* What this task involves: Your answer should be a single number: how many lines in the data below hold the string "MAKE".

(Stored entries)
------------------------------------------------

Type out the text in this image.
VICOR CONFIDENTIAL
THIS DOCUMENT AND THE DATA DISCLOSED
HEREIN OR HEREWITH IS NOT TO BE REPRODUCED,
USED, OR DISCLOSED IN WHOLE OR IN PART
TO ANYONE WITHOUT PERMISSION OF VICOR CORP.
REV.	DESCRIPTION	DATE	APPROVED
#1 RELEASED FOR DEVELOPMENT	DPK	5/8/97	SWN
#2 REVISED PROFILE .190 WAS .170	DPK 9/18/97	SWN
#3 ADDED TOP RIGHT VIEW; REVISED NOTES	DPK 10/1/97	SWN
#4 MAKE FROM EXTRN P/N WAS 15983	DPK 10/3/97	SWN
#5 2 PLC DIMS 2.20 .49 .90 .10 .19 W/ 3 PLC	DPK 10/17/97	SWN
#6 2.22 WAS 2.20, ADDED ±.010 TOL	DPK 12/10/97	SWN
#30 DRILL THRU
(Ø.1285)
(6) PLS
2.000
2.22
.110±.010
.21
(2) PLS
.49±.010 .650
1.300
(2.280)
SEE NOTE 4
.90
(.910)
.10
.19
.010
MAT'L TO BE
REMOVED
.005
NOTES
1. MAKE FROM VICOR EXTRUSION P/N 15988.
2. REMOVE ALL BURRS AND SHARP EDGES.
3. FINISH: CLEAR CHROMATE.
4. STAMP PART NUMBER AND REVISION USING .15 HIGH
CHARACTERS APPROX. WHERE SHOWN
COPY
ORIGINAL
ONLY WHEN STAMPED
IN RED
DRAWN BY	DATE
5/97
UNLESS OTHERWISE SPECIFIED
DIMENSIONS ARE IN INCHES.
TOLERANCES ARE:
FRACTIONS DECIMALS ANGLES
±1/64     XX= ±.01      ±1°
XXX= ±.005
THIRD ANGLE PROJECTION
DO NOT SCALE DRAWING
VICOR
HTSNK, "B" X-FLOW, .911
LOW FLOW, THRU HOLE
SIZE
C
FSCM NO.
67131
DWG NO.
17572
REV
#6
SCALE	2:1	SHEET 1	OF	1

------------------------------------------------

* Result: 2